» **RECORDS FOR THE TASK**:

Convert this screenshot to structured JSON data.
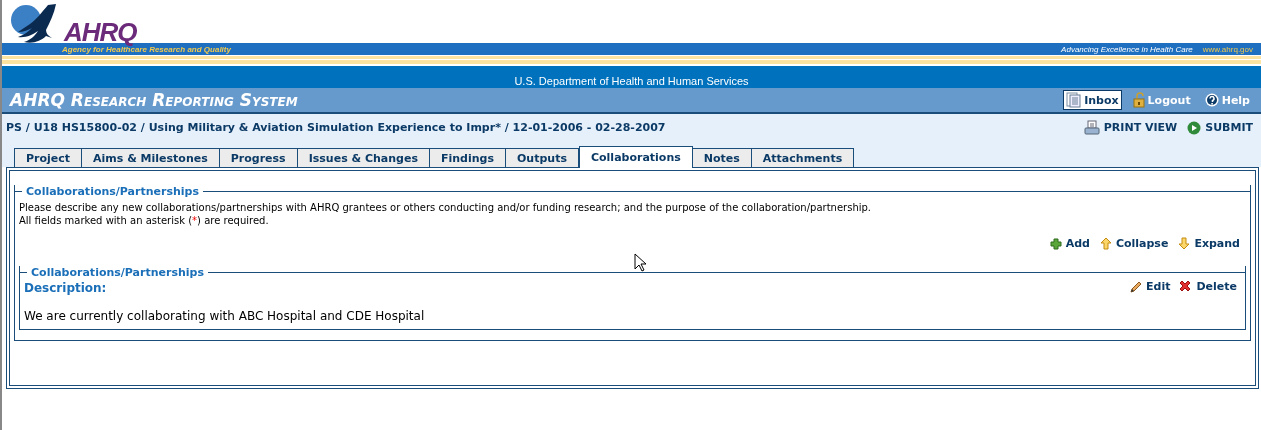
{
  "header": {
    "logo_text": "AHRQ",
    "agency": "Agency for Healthcare Research and Quality",
    "tagline": "Advancing Excellence in Health Care",
    "url": "www.ahrq.gov",
    "department": "U.S. Department of Health and Human Services"
  },
  "system_title": "AHRQ Research Reporting System",
  "user_menu": [
    {
      "kind": "inbox",
      "label": "Inbox",
      "selected": true
    },
    {
      "kind": "logout",
      "label": "Logout",
      "selected": false
    },
    {
      "kind": "help",
      "label": "Help",
      "selected": false
    }
  ],
  "breadcrumb": "PS / U18 HS15800-02 / Using Military & Aviation Simulation Experience to Impr* / 12-01-2006 - 02-28-2007",
  "page_actions": [
    {
      "kind": "print",
      "label": "PRINT VIEW"
    },
    {
      "kind": "submit",
      "label": "SUBMIT"
    }
  ],
  "tabs": [
    {
      "label": "Project",
      "selected": false
    },
    {
      "label": "Aims & Milestones",
      "selected": false
    },
    {
      "label": "Progress",
      "selected": false
    },
    {
      "label": "Issues & Changes",
      "selected": false
    },
    {
      "label": "Findings",
      "selected": false
    },
    {
      "label": "Outputs",
      "selected": false
    },
    {
      "label": "Collaborations",
      "selected": true
    },
    {
      "label": "Notes",
      "selected": false
    },
    {
      "label": "Attachments",
      "selected": false
    }
  ],
  "section": {
    "legend": "Collaborations/Partnerships",
    "instructions": "Please describe any new collaborations/partnerships with AHRQ grantees or others conducting and/or funding research; and the purpose of the collaboration/partnership.",
    "required_note": {
      "before": "All fields marked with an asterisk (",
      "mark": "*",
      "after": ") are required."
    },
    "toolbar": [
      {
        "kind": "add",
        "label": "Add"
      },
      {
        "kind": "collapse",
        "label": "Collapse"
      },
      {
        "kind": "expand",
        "label": "Expand"
      }
    ],
    "entries": [
      {
        "legend": "Collaborations/Partnerships",
        "field_label": "Description:",
        "value": "We are currently collaborating with ABC Hospital and CDE Hospital",
        "actions": [
          {
            "kind": "edit",
            "label": "Edit"
          },
          {
            "kind": "delete",
            "label": "Delete"
          }
        ]
      }
    ]
  }
}
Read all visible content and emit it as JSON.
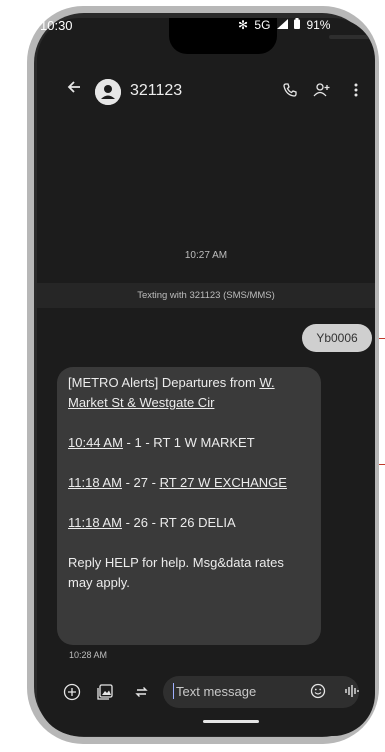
{
  "status_bar": {
    "time": "10:30",
    "bluetooth": "✻",
    "network": "5G",
    "battery": "91%"
  },
  "header": {
    "title": "321123",
    "back_icon": "arrow-left-icon",
    "call_icon": "phone-icon",
    "add_user_icon": "add-person-icon",
    "more_icon": "more-vert-icon"
  },
  "conversation": {
    "timestamp": "10:27 AM",
    "texting_with": "Texting with 321123 (SMS/MMS)",
    "sent_message": "Yb0006",
    "received": {
      "intro": "[METRO Alerts] Departures from ",
      "stop_link": "W. Market St & Westgate Cir",
      "lines": [
        {
          "time": "10:44 AM",
          "route_num": "1",
          "route_name": "RT 1 W MARKET",
          "route_linked": false
        },
        {
          "time": "11:18 AM",
          "route_num": "27",
          "route_name": "RT 27 W EXCHANGE",
          "route_linked": true
        },
        {
          "time": "11:18 AM",
          "route_num": "26",
          "route_name": "RT 26 DELIA",
          "route_linked": false
        }
      ],
      "footer": "Reply HELP for help. Msg&data rates may apply."
    },
    "received_time": "10:28 AM"
  },
  "composer": {
    "placeholder": "Text message",
    "add_icon": "add-circle-icon",
    "gallery_icon": "gallery-icon",
    "gif_icon": "sticker-icon",
    "emoji_icon": "emoji-icon",
    "voice_icon": "voice-icon"
  },
  "colors": {
    "screen_bg": "#1c1c1c",
    "received_bubble": "#3a3a3a",
    "sent_bubble": "#cfcfcf",
    "frame": "#b7b7b7"
  }
}
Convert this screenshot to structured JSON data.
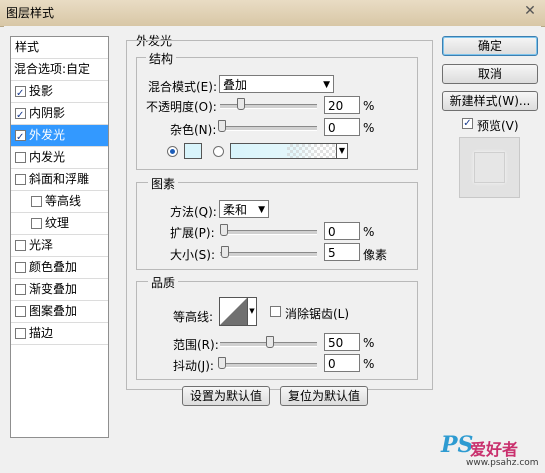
{
  "window": {
    "title": "图层样式",
    "close_glyph": "✕"
  },
  "styles_panel": {
    "header": "样式",
    "blend_options": "混合选项:自定",
    "items": [
      {
        "label": "投影",
        "checked": true
      },
      {
        "label": "内阴影",
        "checked": true
      },
      {
        "label": "外发光",
        "checked": true,
        "selected": true
      },
      {
        "label": "内发光",
        "checked": false
      },
      {
        "label": "斜面和浮雕",
        "checked": false
      },
      {
        "label": "等高线",
        "checked": false,
        "sub": true
      },
      {
        "label": "纹理",
        "checked": false,
        "sub": true
      },
      {
        "label": "光泽",
        "checked": false
      },
      {
        "label": "颜色叠加",
        "checked": false
      },
      {
        "label": "渐变叠加",
        "checked": false
      },
      {
        "label": "图案叠加",
        "checked": false
      },
      {
        "label": "描边",
        "checked": false
      }
    ]
  },
  "outer_glow": {
    "title": "外发光",
    "structure": {
      "title": "结构",
      "blend_mode_label": "混合模式(E):",
      "blend_mode_value": "叠加",
      "opacity_label": "不透明度(O):",
      "opacity_value": "20",
      "opacity_pct": 20,
      "noise_label": "杂色(N):",
      "noise_value": "0",
      "noise_pct": 0,
      "percent": "%",
      "swatch_color": "#d8f4fb"
    },
    "elements": {
      "title": "图素",
      "technique_label": "方法(Q):",
      "technique_value": "柔和",
      "spread_label": "扩展(P):",
      "spread_value": "0",
      "size_label": "大小(S):",
      "size_value": "5",
      "size_unit": "像素",
      "percent": "%"
    },
    "quality": {
      "title": "品质",
      "contour_label": "等高线:",
      "anti_alias_label": "消除锯齿(L)",
      "range_label": "范围(R):",
      "range_value": "50",
      "range_pct": 50,
      "jitter_label": "抖动(J):",
      "jitter_value": "0",
      "jitter_pct": 0,
      "percent": "%"
    },
    "make_default": "设置为默认值",
    "reset_default": "复位为默认值"
  },
  "buttons": {
    "ok": "确定",
    "cancel": "取消",
    "new_style": "新建样式(W)...",
    "preview": "预览(V)"
  },
  "watermark": {
    "ps": "PS",
    "cn": "爱好者",
    "url": "www.psahz.com"
  }
}
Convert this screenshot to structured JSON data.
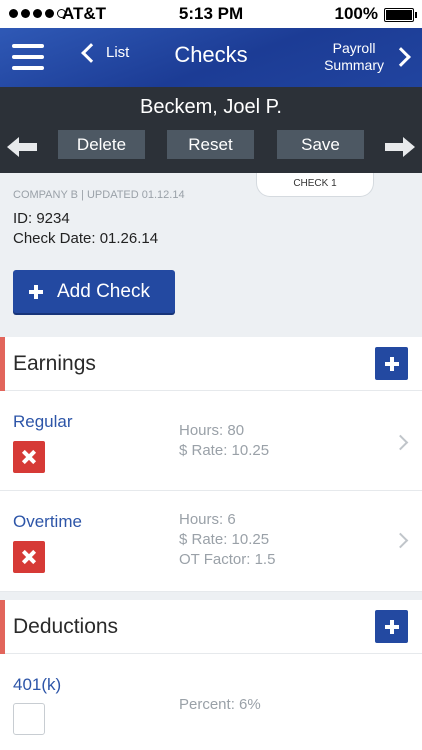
{
  "status_bar": {
    "carrier": "AT&T",
    "time": "5:13 PM",
    "battery": "100%",
    "signal_bars_filled": 4,
    "signal_bars_total": 5
  },
  "navbar": {
    "back_label": "List",
    "title": "Checks",
    "next_label_line1": "Payroll",
    "next_label_line2": "Summary"
  },
  "record": {
    "employee_name": "Beckem, Joel P.",
    "delete_label": "Delete",
    "reset_label": "Reset",
    "save_label": "Save"
  },
  "check_info": {
    "tab_label": "CHECK 1",
    "meta": "COMPANY B | UPDATED 01.12.14",
    "id_line": "ID: 9234",
    "date_line": "Check Date: 01.26.14",
    "add_check_label": "Add Check"
  },
  "earnings": {
    "heading": "Earnings",
    "items": [
      {
        "title": "Regular",
        "details": [
          "Hours: 80",
          "$ Rate: 10.25"
        ]
      },
      {
        "title": "Overtime",
        "details": [
          "Hours: 6",
          "$ Rate: 10.25",
          "OT Factor: 1.5"
        ]
      }
    ]
  },
  "deductions": {
    "heading": "Deductions",
    "items": [
      {
        "title": "401(k)",
        "details": [
          "Percent: 6%"
        ]
      }
    ]
  },
  "colors": {
    "nav_blue": "#21449f",
    "record_bar": "#2c3138",
    "section_marker": "#e2655b",
    "link_blue": "#2d55a8",
    "remove_red": "#d63a36"
  }
}
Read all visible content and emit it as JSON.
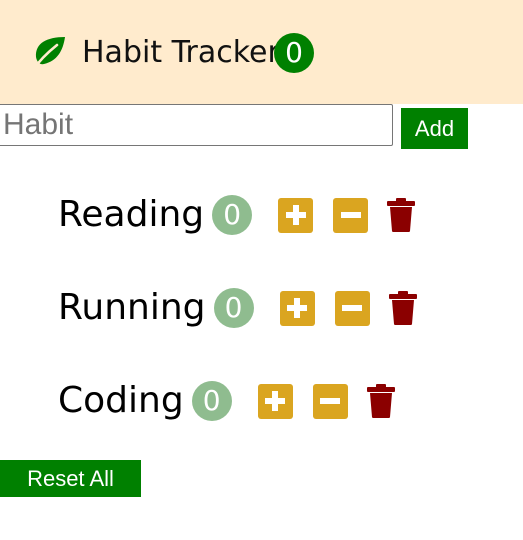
{
  "header": {
    "title": "Habit Tracker",
    "total_count": "0",
    "icon": "leaf-icon",
    "background": "#ffebcd"
  },
  "form": {
    "input_placeholder": "Habit",
    "input_value": "",
    "add_label": "Add"
  },
  "habits": [
    {
      "name": "Reading",
      "count": "0"
    },
    {
      "name": "Running",
      "count": "0"
    },
    {
      "name": "Coding",
      "count": "0"
    }
  ],
  "icons": {
    "increment": "plus-icon",
    "decrement": "minus-icon",
    "delete": "trash-icon"
  },
  "footer": {
    "reset_label": "Reset All"
  },
  "colors": {
    "primary_green": "#008000",
    "count_badge": "#8fbc8f",
    "control_gold": "#daa520",
    "trash_red": "#8b0000"
  }
}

» **EXERCISE DIRECTIONS**: In the entries above, identify every line with the string "heading".

» **EXPECTED ANSWER**:
    "heading": "Earnings",
    "heading": "Deductions",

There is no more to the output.